The request - Pick out every line that holds the string "Validation" and copy it.

Records for this task -
··········

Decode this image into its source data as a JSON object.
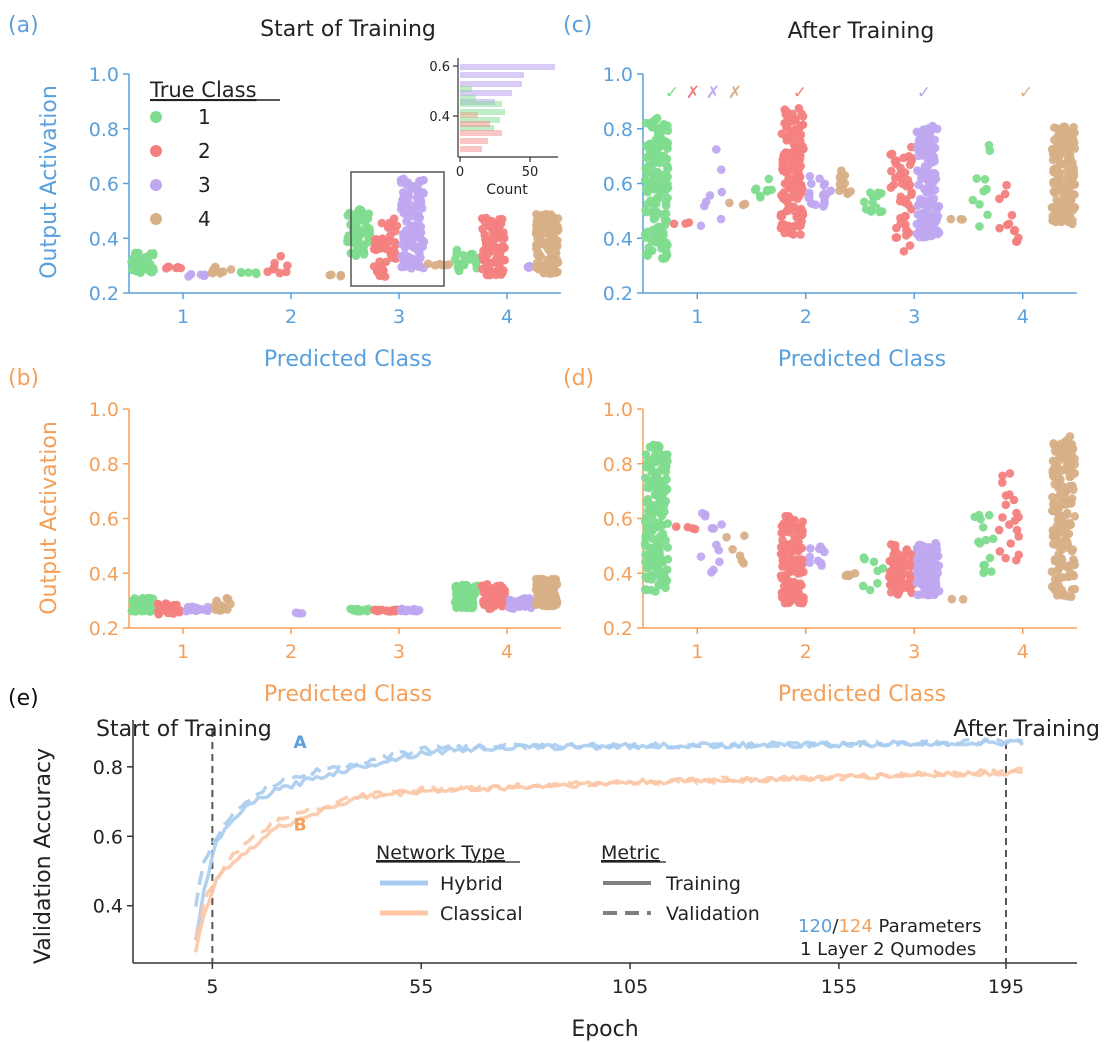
{
  "panel_labels": {
    "a": "(a)",
    "b": "(b)",
    "c": "(c)",
    "d": "(d)",
    "e": "(e)"
  },
  "titles": {
    "start": "Start of Training",
    "after": "After Training"
  },
  "axes": {
    "output_activation": "Output Activation",
    "predicted_class": "Predicted Class"
  },
  "colors": {
    "hybrid_axis": "#5aa0dc",
    "classical_axis": "#f5a05a",
    "class1": "#7fdc8f",
    "class2": "#f47f7f",
    "class3": "#c0a8f0",
    "class4": "#d8b088",
    "hybrid_line": "#a9ccf0",
    "classical_line": "#fcc6a6"
  },
  "legend": {
    "title": "True Class",
    "items": [
      "1",
      "2",
      "3",
      "4"
    ]
  },
  "inset": {
    "xlabel": "Count",
    "yticks": [
      "0.6",
      "0.4"
    ],
    "xticks": [
      "0",
      "50"
    ]
  },
  "markers": {
    "check": "✓",
    "cross": "✗"
  },
  "chart_data": [
    {
      "id": "a",
      "type": "scatter",
      "title": "Start of Training",
      "xlabel": "Predicted Class",
      "ylabel": "Output Activation",
      "categories": [
        "1",
        "2",
        "3",
        "4"
      ],
      "yticks": [
        "0.2",
        "0.4",
        "0.6",
        "0.8",
        "1.0"
      ],
      "ylim": [
        0.2,
        1.0
      ],
      "groups": [
        {
          "predicted": 1,
          "true": 1,
          "min": 0.27,
          "max": 0.35,
          "n": 45
        },
        {
          "predicted": 1,
          "true": 2,
          "min": 0.29,
          "max": 0.3,
          "n": 6
        },
        {
          "predicted": 1,
          "true": 3,
          "min": 0.26,
          "max": 0.27,
          "n": 5
        },
        {
          "predicted": 1,
          "true": 4,
          "min": 0.27,
          "max": 0.3,
          "n": 10
        },
        {
          "predicted": 2,
          "true": 1,
          "min": 0.27,
          "max": 0.28,
          "n": 5
        },
        {
          "predicted": 2,
          "true": 2,
          "min": 0.27,
          "max": 0.36,
          "n": 8
        },
        {
          "predicted": 2,
          "true": 4,
          "min": 0.26,
          "max": 0.27,
          "n": 4
        },
        {
          "predicted": 3,
          "true": 1,
          "min": 0.33,
          "max": 0.51,
          "n": 60
        },
        {
          "predicted": 3,
          "true": 2,
          "min": 0.26,
          "max": 0.48,
          "n": 50
        },
        {
          "predicted": 3,
          "true": 3,
          "min": 0.29,
          "max": 0.62,
          "n": 110
        },
        {
          "predicted": 3,
          "true": 4,
          "min": 0.3,
          "max": 0.31,
          "n": 6
        },
        {
          "predicted": 4,
          "true": 1,
          "min": 0.27,
          "max": 0.36,
          "n": 18
        },
        {
          "predicted": 4,
          "true": 2,
          "min": 0.26,
          "max": 0.48,
          "n": 80
        },
        {
          "predicted": 4,
          "true": 3,
          "min": 0.29,
          "max": 0.3,
          "n": 4
        },
        {
          "predicted": 4,
          "true": 4,
          "min": 0.27,
          "max": 0.49,
          "n": 130
        }
      ]
    },
    {
      "id": "b",
      "type": "scatter",
      "xlabel": "Predicted Class",
      "ylabel": "Output Activation",
      "categories": [
        "1",
        "2",
        "3",
        "4"
      ],
      "yticks": [
        "0.2",
        "0.4",
        "0.6",
        "0.8",
        "1.0"
      ],
      "ylim": [
        0.2,
        1.0
      ],
      "groups": [
        {
          "predicted": 1,
          "true": 1,
          "min": 0.26,
          "max": 0.31,
          "n": 40
        },
        {
          "predicted": 1,
          "true": 2,
          "min": 0.25,
          "max": 0.29,
          "n": 25
        },
        {
          "predicted": 1,
          "true": 3,
          "min": 0.26,
          "max": 0.28,
          "n": 20
        },
        {
          "predicted": 1,
          "true": 4,
          "min": 0.26,
          "max": 0.31,
          "n": 12
        },
        {
          "predicted": 2,
          "true": 3,
          "min": 0.25,
          "max": 0.26,
          "n": 3
        },
        {
          "predicted": 3,
          "true": 1,
          "min": 0.26,
          "max": 0.27,
          "n": 15
        },
        {
          "predicted": 3,
          "true": 2,
          "min": 0.26,
          "max": 0.27,
          "n": 15
        },
        {
          "predicted": 3,
          "true": 3,
          "min": 0.26,
          "max": 0.27,
          "n": 15
        },
        {
          "predicted": 4,
          "true": 1,
          "min": 0.27,
          "max": 0.36,
          "n": 60
        },
        {
          "predicted": 4,
          "true": 2,
          "min": 0.27,
          "max": 0.36,
          "n": 60
        },
        {
          "predicted": 4,
          "true": 3,
          "min": 0.27,
          "max": 0.31,
          "n": 35
        },
        {
          "predicted": 4,
          "true": 4,
          "min": 0.28,
          "max": 0.38,
          "n": 80
        }
      ]
    },
    {
      "id": "c",
      "type": "scatter",
      "title": "After Training",
      "xlabel": "Predicted Class",
      "categories": [
        "1",
        "2",
        "3",
        "4"
      ],
      "yticks": [
        "0.2",
        "0.4",
        "0.6",
        "0.8",
        "1.0"
      ],
      "ylim": [
        0.2,
        1.0
      ],
      "correctness": [
        {
          "predicted": 1,
          "true": 1,
          "mark": "check"
        },
        {
          "predicted": 1,
          "true": 2,
          "mark": "cross"
        },
        {
          "predicted": 1,
          "true": 3,
          "mark": "cross"
        },
        {
          "predicted": 1,
          "true": 4,
          "mark": "cross"
        },
        {
          "predicted": 2,
          "true": 2,
          "mark": "check"
        },
        {
          "predicted": 3,
          "true": 3,
          "mark": "check"
        },
        {
          "predicted": 4,
          "true": 4,
          "mark": "check"
        }
      ],
      "groups": [
        {
          "predicted": 1,
          "true": 1,
          "min": 0.32,
          "max": 0.84,
          "n": 150
        },
        {
          "predicted": 1,
          "true": 2,
          "min": 0.45,
          "max": 0.46,
          "n": 3
        },
        {
          "predicted": 1,
          "true": 3,
          "min": 0.44,
          "max": 0.76,
          "n": 8
        },
        {
          "predicted": 1,
          "true": 4,
          "min": 0.52,
          "max": 0.53,
          "n": 3
        },
        {
          "predicted": 2,
          "true": 1,
          "min": 0.54,
          "max": 0.62,
          "n": 8
        },
        {
          "predicted": 2,
          "true": 2,
          "min": 0.41,
          "max": 0.88,
          "n": 140
        },
        {
          "predicted": 2,
          "true": 3,
          "min": 0.51,
          "max": 0.63,
          "n": 20
        },
        {
          "predicted": 2,
          "true": 4,
          "min": 0.56,
          "max": 0.65,
          "n": 12
        },
        {
          "predicted": 3,
          "true": 1,
          "min": 0.48,
          "max": 0.58,
          "n": 15
        },
        {
          "predicted": 3,
          "true": 2,
          "min": 0.34,
          "max": 0.74,
          "n": 45
        },
        {
          "predicted": 3,
          "true": 3,
          "min": 0.4,
          "max": 0.81,
          "n": 120
        },
        {
          "predicted": 3,
          "true": 4,
          "min": 0.46,
          "max": 0.47,
          "n": 3
        },
        {
          "predicted": 4,
          "true": 1,
          "min": 0.35,
          "max": 0.76,
          "n": 10
        },
        {
          "predicted": 4,
          "true": 2,
          "min": 0.38,
          "max": 0.66,
          "n": 12
        },
        {
          "predicted": 4,
          "true": 4,
          "min": 0.45,
          "max": 0.81,
          "n": 150
        }
      ]
    },
    {
      "id": "d",
      "type": "scatter",
      "xlabel": "Predicted Class",
      "categories": [
        "1",
        "2",
        "3",
        "4"
      ],
      "yticks": [
        "0.2",
        "0.4",
        "0.6",
        "0.8",
        "1.0"
      ],
      "ylim": [
        0.2,
        1.0
      ],
      "groups": [
        {
          "predicted": 1,
          "true": 1,
          "min": 0.33,
          "max": 0.87,
          "n": 170
        },
        {
          "predicted": 1,
          "true": 2,
          "min": 0.55,
          "max": 0.58,
          "n": 4
        },
        {
          "predicted": 1,
          "true": 3,
          "min": 0.36,
          "max": 0.64,
          "n": 12
        },
        {
          "predicted": 1,
          "true": 4,
          "min": 0.42,
          "max": 0.63,
          "n": 6
        },
        {
          "predicted": 2,
          "true": 2,
          "min": 0.29,
          "max": 0.63,
          "n": 110
        },
        {
          "predicted": 2,
          "true": 3,
          "min": 0.42,
          "max": 0.5,
          "n": 10
        },
        {
          "predicted": 2,
          "true": 4,
          "min": 0.39,
          "max": 0.4,
          "n": 5
        },
        {
          "predicted": 3,
          "true": 1,
          "min": 0.33,
          "max": 0.46,
          "n": 8
        },
        {
          "predicted": 3,
          "true": 2,
          "min": 0.32,
          "max": 0.51,
          "n": 80
        },
        {
          "predicted": 3,
          "true": 3,
          "min": 0.32,
          "max": 0.51,
          "n": 110
        },
        {
          "predicted": 3,
          "true": 4,
          "min": 0.3,
          "max": 0.31,
          "n": 2
        },
        {
          "predicted": 4,
          "true": 1,
          "min": 0.37,
          "max": 0.64,
          "n": 15
        },
        {
          "predicted": 4,
          "true": 2,
          "min": 0.44,
          "max": 0.77,
          "n": 20
        },
        {
          "predicted": 4,
          "true": 4,
          "min": 0.3,
          "max": 0.9,
          "n": 170
        }
      ]
    },
    {
      "id": "e",
      "type": "line",
      "xlabel": "Epoch",
      "ylabel": "Validation Accuracy",
      "xticks": [
        "5",
        "55",
        "105",
        "155",
        "195"
      ],
      "yticks": [
        "0.4",
        "0.6",
        "0.8"
      ],
      "xlim": [
        -14,
        212
      ],
      "ylim": [
        0.235,
        0.935
      ],
      "markers": [
        {
          "epoch": 5,
          "label": "Start of Training"
        },
        {
          "epoch": 195,
          "label": "After Training"
        }
      ],
      "series": [
        {
          "name": "Hybrid",
          "metric": "Training",
          "points": [
            [
              1,
              0.3
            ],
            [
              3,
              0.45
            ],
            [
              6,
              0.58
            ],
            [
              10,
              0.65
            ],
            [
              15,
              0.7
            ],
            [
              20,
              0.73
            ],
            [
              30,
              0.77
            ],
            [
              40,
              0.8
            ],
            [
              55,
              0.84
            ],
            [
              70,
              0.855
            ],
            [
              105,
              0.86
            ],
            [
              155,
              0.865
            ],
            [
              199,
              0.87
            ]
          ]
        },
        {
          "name": "Hybrid",
          "metric": "Validation",
          "points": [
            [
              1,
              0.4
            ],
            [
              3,
              0.53
            ],
            [
              6,
              0.6
            ],
            [
              10,
              0.66
            ],
            [
              15,
              0.72
            ],
            [
              20,
              0.75
            ],
            [
              30,
              0.79
            ],
            [
              40,
              0.81
            ],
            [
              55,
              0.85
            ],
            [
              70,
              0.86
            ],
            [
              105,
              0.86
            ],
            [
              155,
              0.865
            ],
            [
              199,
              0.875
            ]
          ]
        },
        {
          "name": "Classical",
          "metric": "Training",
          "points": [
            [
              1,
              0.27
            ],
            [
              3,
              0.38
            ],
            [
              6,
              0.47
            ],
            [
              10,
              0.53
            ],
            [
              20,
              0.62
            ],
            [
              30,
              0.67
            ],
            [
              40,
              0.71
            ],
            [
              55,
              0.73
            ],
            [
              105,
              0.755
            ],
            [
              155,
              0.77
            ],
            [
              199,
              0.785
            ]
          ]
        },
        {
          "name": "Classical",
          "metric": "Validation",
          "points": [
            [
              1,
              0.3
            ],
            [
              3,
              0.41
            ],
            [
              6,
              0.48
            ],
            [
              10,
              0.55
            ],
            [
              20,
              0.64
            ],
            [
              30,
              0.68
            ],
            [
              40,
              0.715
            ],
            [
              55,
              0.735
            ],
            [
              105,
              0.755
            ],
            [
              155,
              0.77
            ],
            [
              199,
              0.79
            ]
          ]
        }
      ],
      "annotations": [
        {
          "text": "A",
          "epoch": 26,
          "value": 0.855,
          "series": "Hybrid"
        },
        {
          "text": "B",
          "epoch": 26,
          "value": 0.617,
          "series": "Classical"
        }
      ],
      "legend": {
        "network_title": "Network Type",
        "network_items": [
          "Hybrid",
          "Classical"
        ],
        "metric_title": "Metric",
        "metric_items": [
          "Training",
          "Validation"
        ]
      },
      "params": {
        "hybrid": "120",
        "separator": "/",
        "classical": "124",
        "suffix": " Parameters",
        "line2": "1 Layer 2 Qumodes"
      }
    }
  ]
}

··········

Worked answer -
      "ylabel": "Validation Accuracy",
          "metric": "Validation",
          "metric": "Validation",
          "Validation"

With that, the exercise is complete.